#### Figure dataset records
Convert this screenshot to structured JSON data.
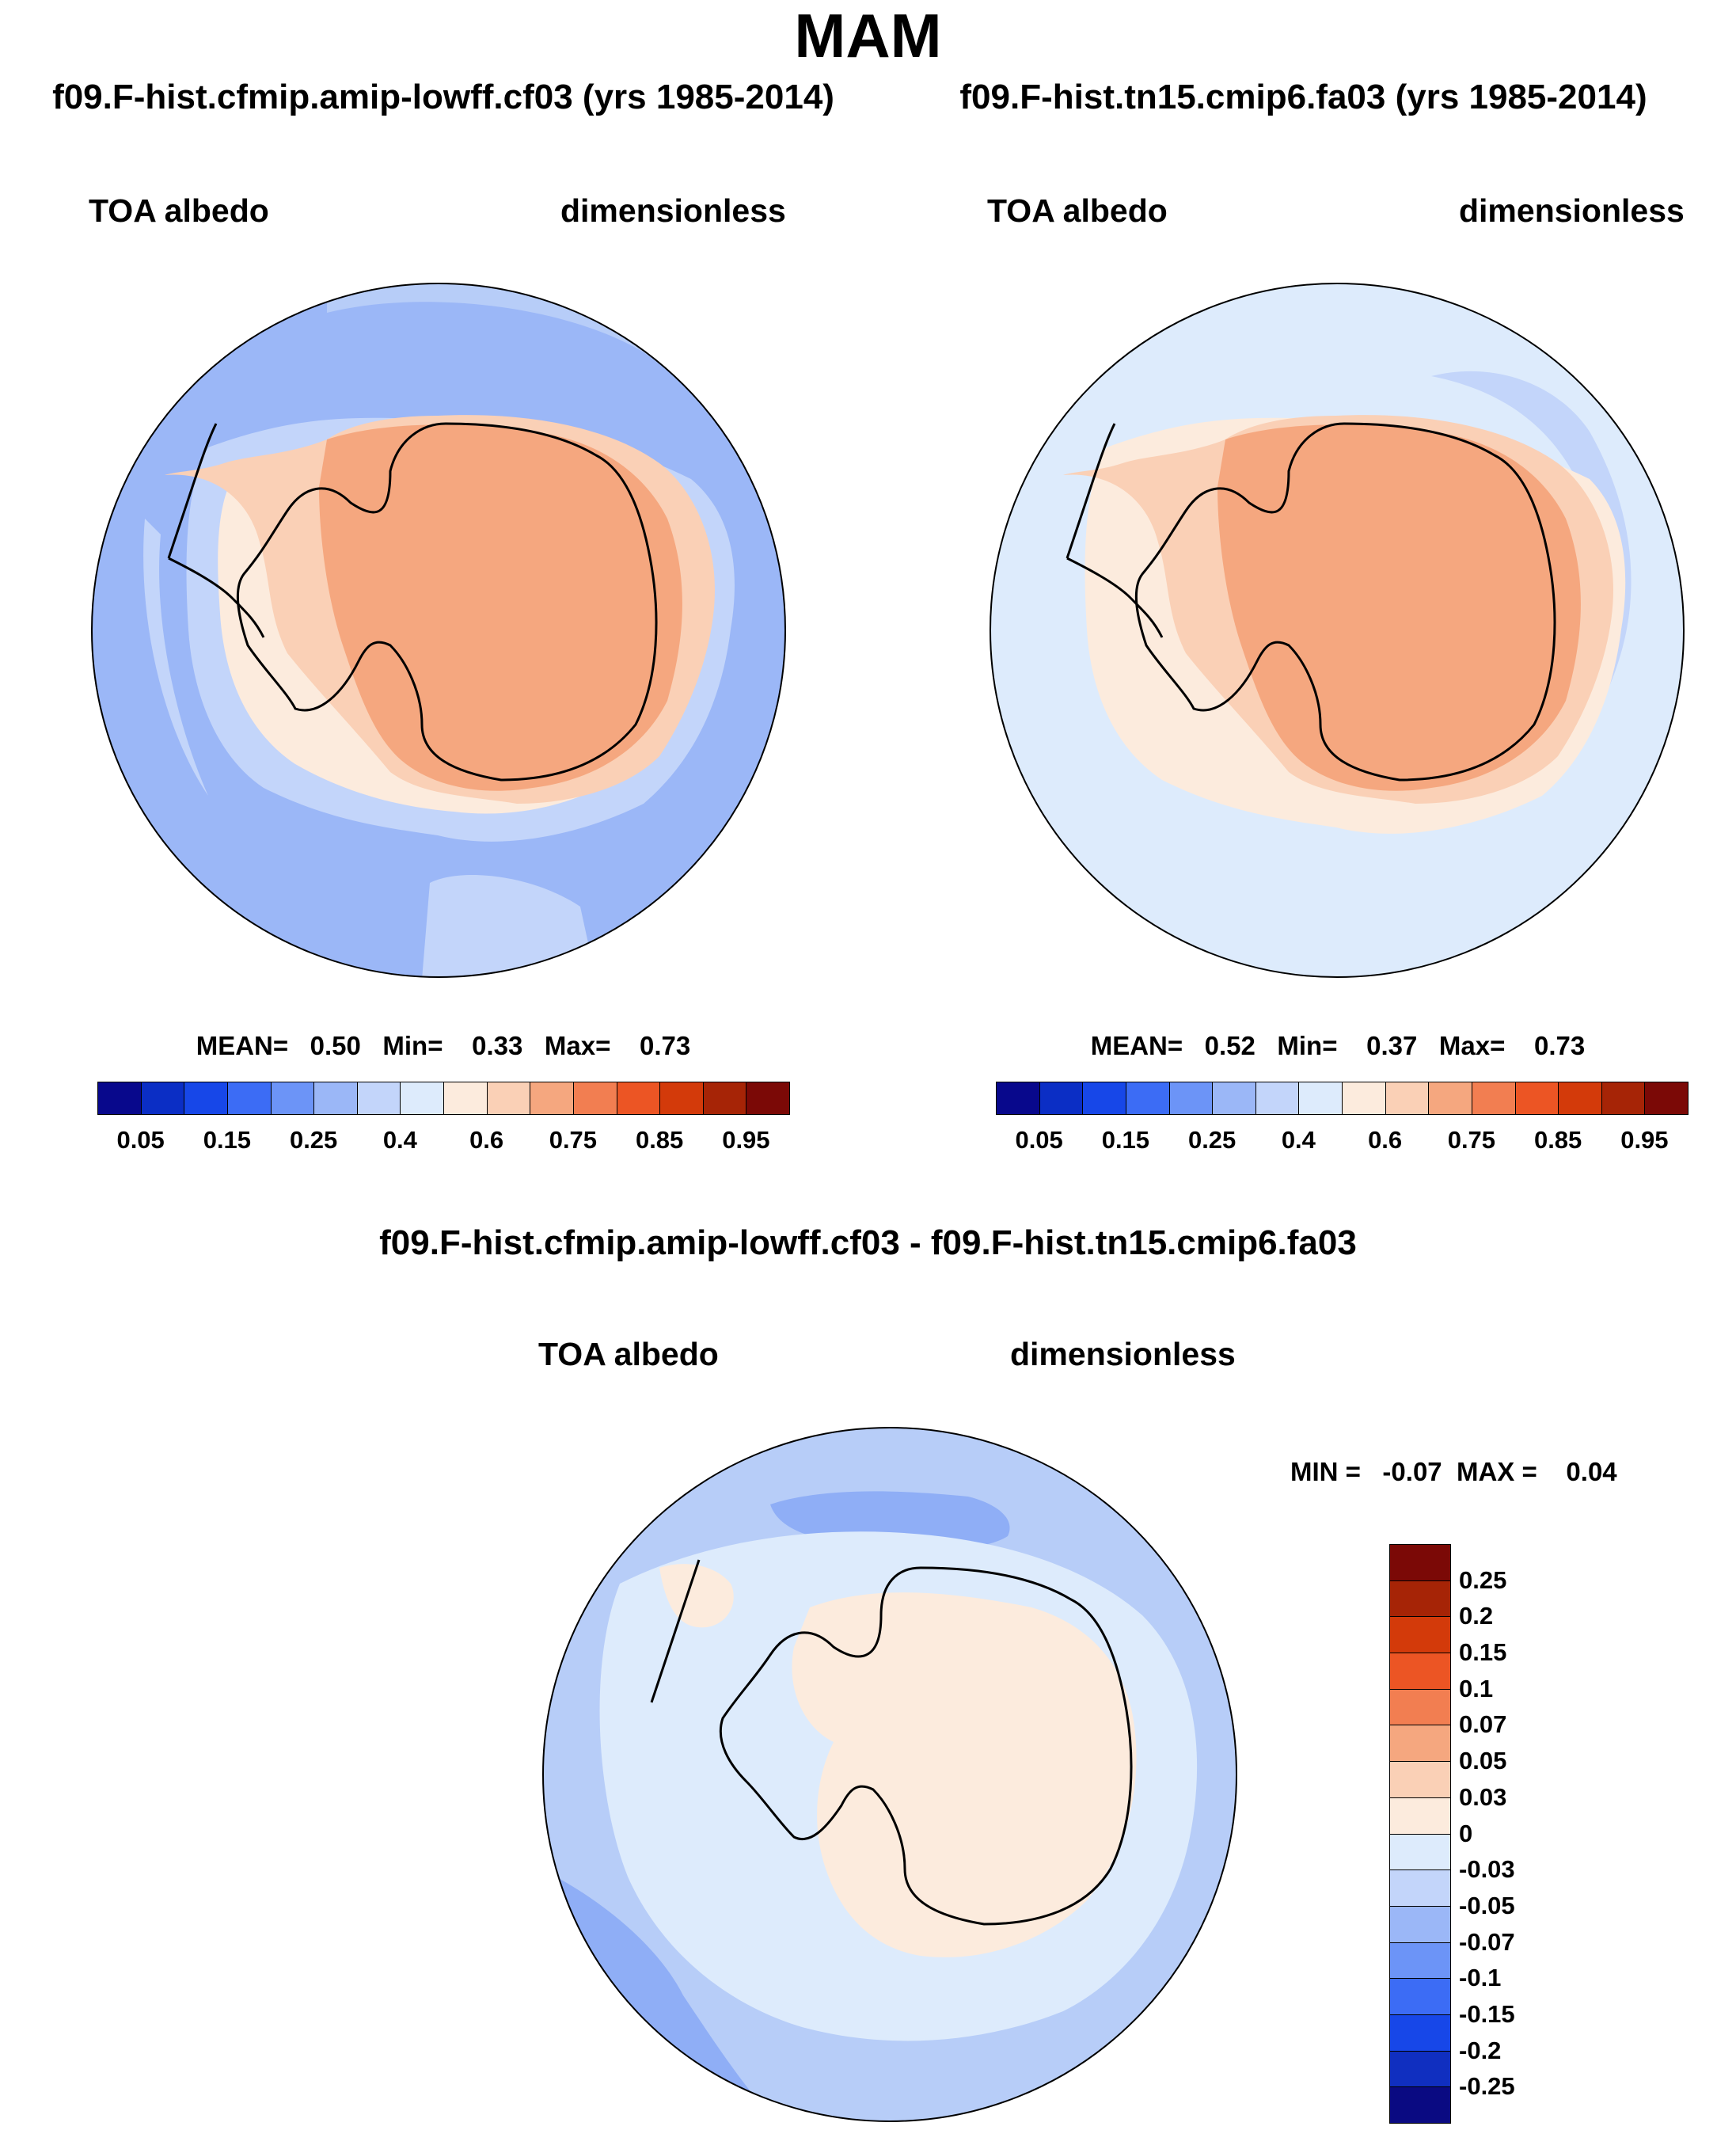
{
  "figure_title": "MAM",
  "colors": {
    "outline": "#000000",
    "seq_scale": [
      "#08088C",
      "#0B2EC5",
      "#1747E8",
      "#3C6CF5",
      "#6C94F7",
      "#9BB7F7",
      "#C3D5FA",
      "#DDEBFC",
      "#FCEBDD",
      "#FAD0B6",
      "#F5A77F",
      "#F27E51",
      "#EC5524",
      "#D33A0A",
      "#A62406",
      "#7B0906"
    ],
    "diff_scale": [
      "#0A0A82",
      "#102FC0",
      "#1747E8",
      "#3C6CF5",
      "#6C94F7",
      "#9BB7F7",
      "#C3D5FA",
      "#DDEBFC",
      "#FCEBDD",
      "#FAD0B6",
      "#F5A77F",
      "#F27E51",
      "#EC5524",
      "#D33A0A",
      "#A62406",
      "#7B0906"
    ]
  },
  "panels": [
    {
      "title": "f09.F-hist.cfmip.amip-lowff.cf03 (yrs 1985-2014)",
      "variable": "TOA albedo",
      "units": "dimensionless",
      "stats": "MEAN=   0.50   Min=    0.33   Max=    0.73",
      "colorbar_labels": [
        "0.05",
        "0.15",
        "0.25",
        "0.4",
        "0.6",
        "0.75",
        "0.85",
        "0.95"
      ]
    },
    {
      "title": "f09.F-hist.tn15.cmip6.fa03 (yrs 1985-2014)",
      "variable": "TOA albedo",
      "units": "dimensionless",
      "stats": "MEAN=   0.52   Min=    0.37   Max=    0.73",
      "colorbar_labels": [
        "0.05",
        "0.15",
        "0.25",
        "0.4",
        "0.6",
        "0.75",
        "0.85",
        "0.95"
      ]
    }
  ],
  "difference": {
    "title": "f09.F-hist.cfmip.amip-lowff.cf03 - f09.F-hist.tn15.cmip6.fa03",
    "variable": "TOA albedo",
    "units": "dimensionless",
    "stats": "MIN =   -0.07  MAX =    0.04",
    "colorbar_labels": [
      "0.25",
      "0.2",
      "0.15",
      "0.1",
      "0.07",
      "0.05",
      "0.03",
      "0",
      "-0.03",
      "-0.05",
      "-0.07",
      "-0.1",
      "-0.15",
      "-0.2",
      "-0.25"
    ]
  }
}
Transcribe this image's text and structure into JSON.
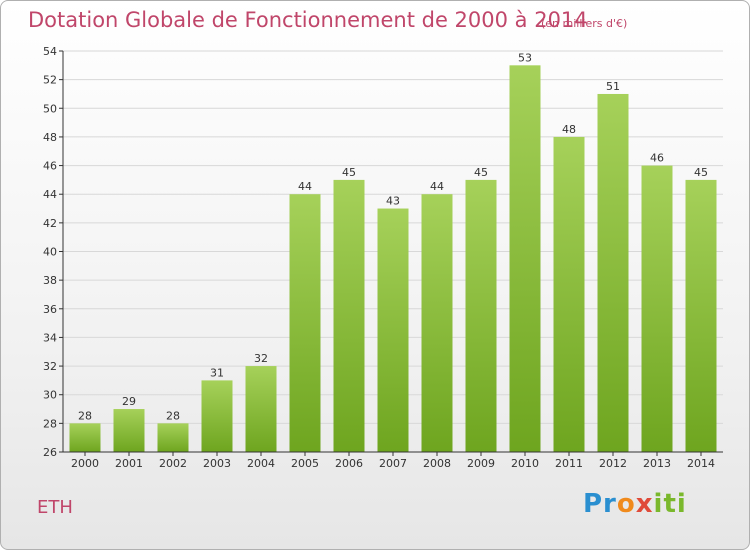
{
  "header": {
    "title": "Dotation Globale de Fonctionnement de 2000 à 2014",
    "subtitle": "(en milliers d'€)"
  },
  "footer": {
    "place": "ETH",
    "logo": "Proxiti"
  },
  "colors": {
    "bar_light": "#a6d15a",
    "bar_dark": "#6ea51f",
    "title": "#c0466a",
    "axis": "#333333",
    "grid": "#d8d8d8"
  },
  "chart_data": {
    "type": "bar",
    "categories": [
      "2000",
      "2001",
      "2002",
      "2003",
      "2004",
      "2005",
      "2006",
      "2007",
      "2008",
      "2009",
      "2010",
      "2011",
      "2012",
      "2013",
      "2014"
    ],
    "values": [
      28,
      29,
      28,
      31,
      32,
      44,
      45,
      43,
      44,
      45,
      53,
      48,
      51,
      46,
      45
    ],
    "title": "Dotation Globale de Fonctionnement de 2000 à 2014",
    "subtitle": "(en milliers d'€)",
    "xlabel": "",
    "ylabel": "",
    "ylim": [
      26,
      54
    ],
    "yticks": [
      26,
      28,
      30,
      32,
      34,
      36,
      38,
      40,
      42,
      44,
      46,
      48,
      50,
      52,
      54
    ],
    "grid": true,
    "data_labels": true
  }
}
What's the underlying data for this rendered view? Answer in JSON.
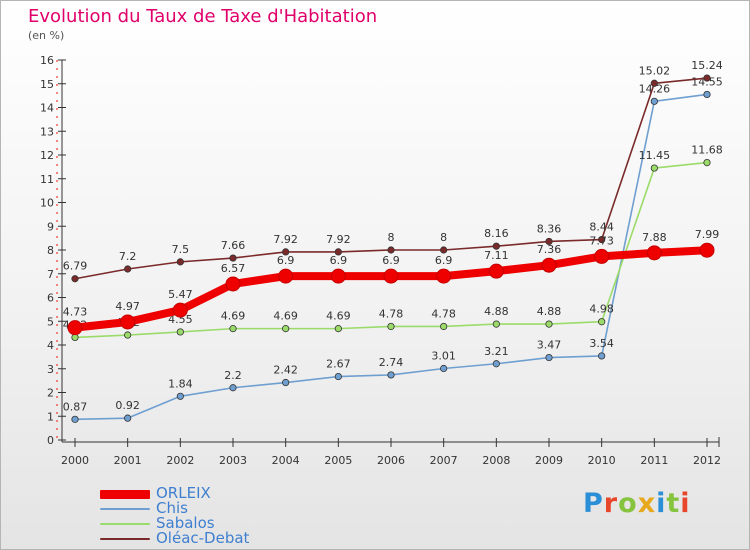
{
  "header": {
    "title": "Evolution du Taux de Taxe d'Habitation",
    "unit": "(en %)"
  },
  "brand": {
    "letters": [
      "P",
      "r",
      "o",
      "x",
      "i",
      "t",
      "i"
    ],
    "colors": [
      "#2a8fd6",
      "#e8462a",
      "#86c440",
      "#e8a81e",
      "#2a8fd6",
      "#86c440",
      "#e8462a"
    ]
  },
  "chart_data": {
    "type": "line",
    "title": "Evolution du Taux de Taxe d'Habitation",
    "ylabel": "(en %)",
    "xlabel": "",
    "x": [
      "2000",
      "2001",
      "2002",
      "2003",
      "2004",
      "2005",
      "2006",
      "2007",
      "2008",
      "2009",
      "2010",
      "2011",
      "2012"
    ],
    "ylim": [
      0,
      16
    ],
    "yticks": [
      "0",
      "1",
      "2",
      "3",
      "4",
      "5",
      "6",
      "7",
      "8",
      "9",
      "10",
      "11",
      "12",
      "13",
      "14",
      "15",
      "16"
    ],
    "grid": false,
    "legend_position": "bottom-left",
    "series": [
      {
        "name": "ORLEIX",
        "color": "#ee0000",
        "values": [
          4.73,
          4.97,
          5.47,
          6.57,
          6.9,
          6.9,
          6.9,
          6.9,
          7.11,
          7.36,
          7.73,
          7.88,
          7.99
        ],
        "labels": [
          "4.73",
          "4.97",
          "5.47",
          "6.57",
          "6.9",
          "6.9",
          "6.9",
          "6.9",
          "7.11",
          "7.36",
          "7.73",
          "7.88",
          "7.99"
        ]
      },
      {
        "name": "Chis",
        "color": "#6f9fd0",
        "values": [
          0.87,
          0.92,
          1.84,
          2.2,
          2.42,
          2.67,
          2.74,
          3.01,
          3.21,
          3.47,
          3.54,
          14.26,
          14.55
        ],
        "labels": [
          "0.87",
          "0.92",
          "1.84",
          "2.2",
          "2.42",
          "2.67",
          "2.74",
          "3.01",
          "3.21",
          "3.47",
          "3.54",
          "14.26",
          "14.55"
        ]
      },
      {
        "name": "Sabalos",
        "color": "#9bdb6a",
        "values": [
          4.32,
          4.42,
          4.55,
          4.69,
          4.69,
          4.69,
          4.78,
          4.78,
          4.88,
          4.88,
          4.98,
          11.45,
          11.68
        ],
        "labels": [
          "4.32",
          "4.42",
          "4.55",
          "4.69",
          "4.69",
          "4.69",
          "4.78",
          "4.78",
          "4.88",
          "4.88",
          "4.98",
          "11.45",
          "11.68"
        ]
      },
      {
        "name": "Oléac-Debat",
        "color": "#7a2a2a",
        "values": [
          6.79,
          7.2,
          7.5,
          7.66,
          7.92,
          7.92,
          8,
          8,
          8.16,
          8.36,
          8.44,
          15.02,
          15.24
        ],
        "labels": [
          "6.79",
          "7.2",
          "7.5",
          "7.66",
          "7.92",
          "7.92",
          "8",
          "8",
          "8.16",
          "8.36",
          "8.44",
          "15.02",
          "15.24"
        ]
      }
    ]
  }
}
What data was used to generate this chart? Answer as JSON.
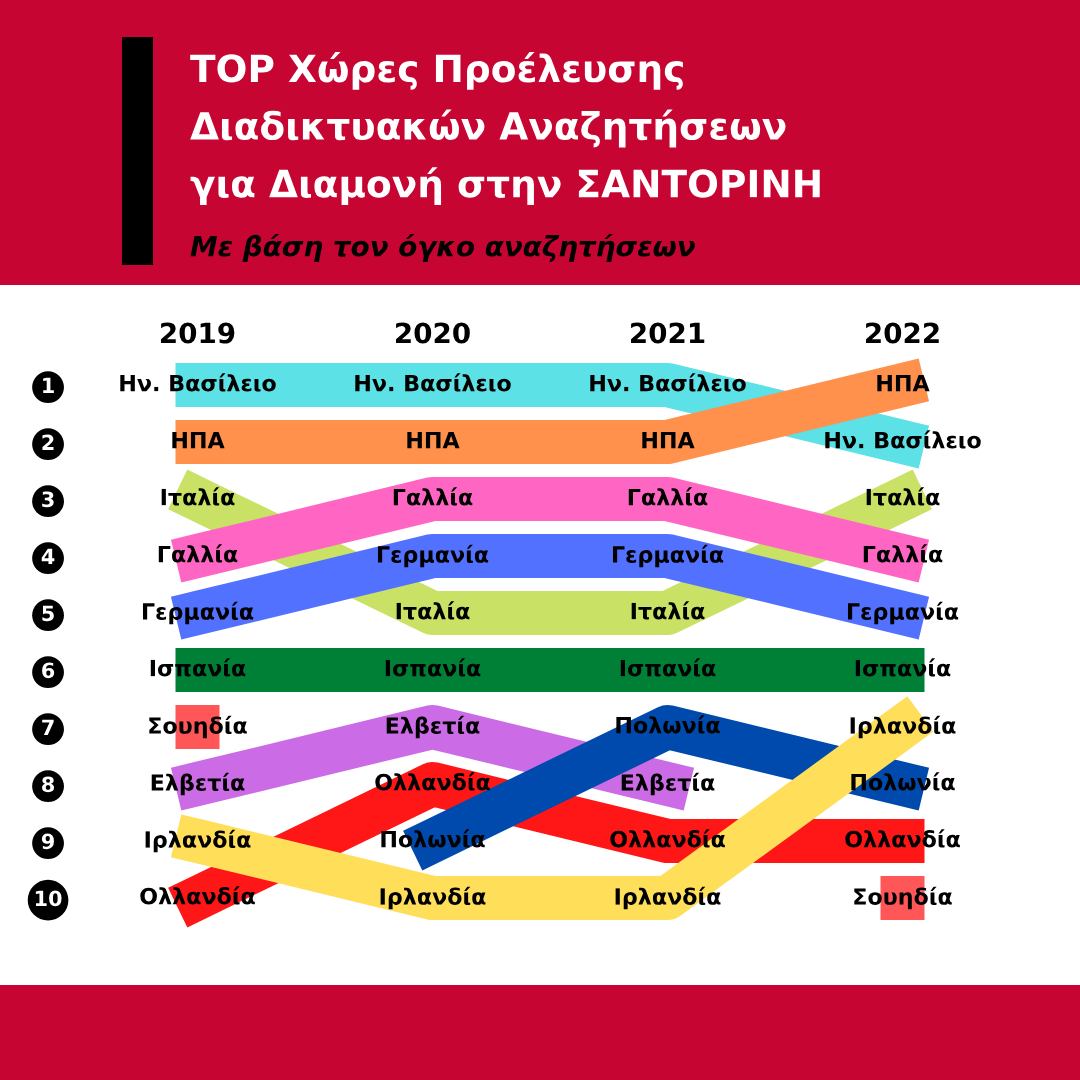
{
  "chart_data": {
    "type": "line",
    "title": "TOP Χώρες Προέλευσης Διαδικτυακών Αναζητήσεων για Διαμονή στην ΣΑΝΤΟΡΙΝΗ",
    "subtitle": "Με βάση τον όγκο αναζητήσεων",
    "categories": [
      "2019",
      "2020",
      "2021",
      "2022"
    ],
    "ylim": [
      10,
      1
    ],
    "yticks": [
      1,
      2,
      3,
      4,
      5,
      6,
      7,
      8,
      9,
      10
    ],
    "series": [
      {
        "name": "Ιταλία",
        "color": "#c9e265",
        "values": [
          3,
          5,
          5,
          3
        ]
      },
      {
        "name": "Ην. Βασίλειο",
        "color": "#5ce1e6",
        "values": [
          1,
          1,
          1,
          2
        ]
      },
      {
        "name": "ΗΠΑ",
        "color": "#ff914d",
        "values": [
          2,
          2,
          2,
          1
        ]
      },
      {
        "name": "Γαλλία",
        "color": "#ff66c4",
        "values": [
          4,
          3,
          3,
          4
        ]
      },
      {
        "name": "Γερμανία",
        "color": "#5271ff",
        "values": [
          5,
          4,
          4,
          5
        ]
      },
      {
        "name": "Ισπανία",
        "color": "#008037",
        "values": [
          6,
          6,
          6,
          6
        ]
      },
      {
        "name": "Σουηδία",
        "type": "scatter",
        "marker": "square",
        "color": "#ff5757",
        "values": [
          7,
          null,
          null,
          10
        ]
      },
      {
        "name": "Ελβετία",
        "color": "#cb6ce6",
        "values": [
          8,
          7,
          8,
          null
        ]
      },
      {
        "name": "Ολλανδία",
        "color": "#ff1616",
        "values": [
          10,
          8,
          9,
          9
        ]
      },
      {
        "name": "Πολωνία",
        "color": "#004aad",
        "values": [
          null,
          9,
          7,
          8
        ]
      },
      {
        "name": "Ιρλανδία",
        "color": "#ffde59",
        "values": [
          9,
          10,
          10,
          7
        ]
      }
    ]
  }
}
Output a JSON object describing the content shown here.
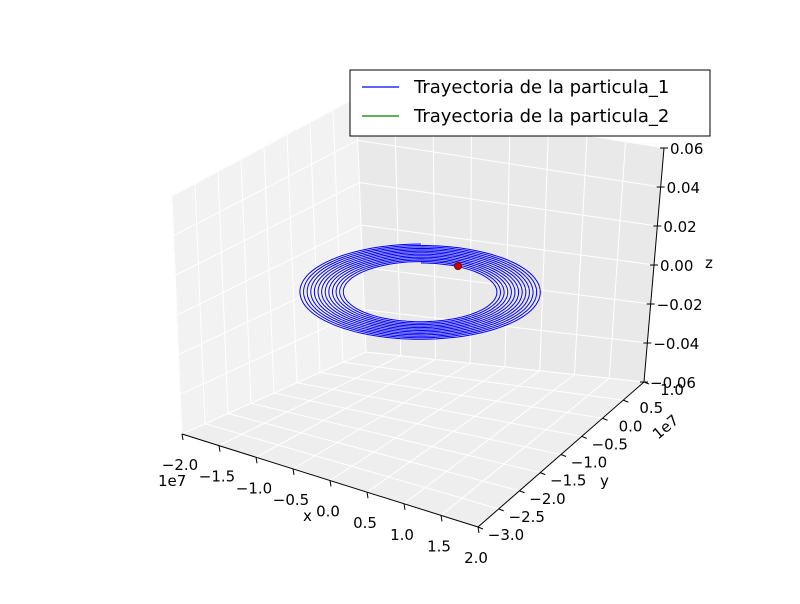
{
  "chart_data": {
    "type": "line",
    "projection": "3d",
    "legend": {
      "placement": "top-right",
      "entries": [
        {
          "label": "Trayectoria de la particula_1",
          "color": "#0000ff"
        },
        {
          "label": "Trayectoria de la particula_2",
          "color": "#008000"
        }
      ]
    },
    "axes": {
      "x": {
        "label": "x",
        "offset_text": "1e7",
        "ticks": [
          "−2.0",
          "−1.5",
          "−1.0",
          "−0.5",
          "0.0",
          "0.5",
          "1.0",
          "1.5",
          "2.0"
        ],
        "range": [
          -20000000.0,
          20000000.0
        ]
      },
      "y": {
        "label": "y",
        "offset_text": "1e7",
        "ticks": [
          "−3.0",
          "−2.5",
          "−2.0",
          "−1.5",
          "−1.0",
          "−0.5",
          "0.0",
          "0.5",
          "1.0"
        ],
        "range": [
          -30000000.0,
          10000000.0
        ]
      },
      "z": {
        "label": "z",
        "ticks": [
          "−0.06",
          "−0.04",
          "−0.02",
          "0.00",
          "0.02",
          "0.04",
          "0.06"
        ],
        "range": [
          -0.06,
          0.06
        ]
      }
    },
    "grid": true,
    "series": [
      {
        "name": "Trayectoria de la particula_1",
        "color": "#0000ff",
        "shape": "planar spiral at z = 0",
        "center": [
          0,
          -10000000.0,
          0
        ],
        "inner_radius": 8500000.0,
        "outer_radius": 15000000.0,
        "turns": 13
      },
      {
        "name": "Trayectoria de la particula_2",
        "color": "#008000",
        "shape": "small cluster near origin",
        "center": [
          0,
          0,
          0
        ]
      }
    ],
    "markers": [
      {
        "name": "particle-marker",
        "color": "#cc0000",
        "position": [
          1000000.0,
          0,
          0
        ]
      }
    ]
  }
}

#### REQUIREMENT
Only lines with the word "this" should be collected from the material.

#### EXERCISE RESPONSE
Convert this screenshot to structured JSON data.
Transcribe this image's text and structure into JSON.
What's the underlying data for this rendered view? Answer in JSON.
What data was used to generate this chart? Answer as JSON.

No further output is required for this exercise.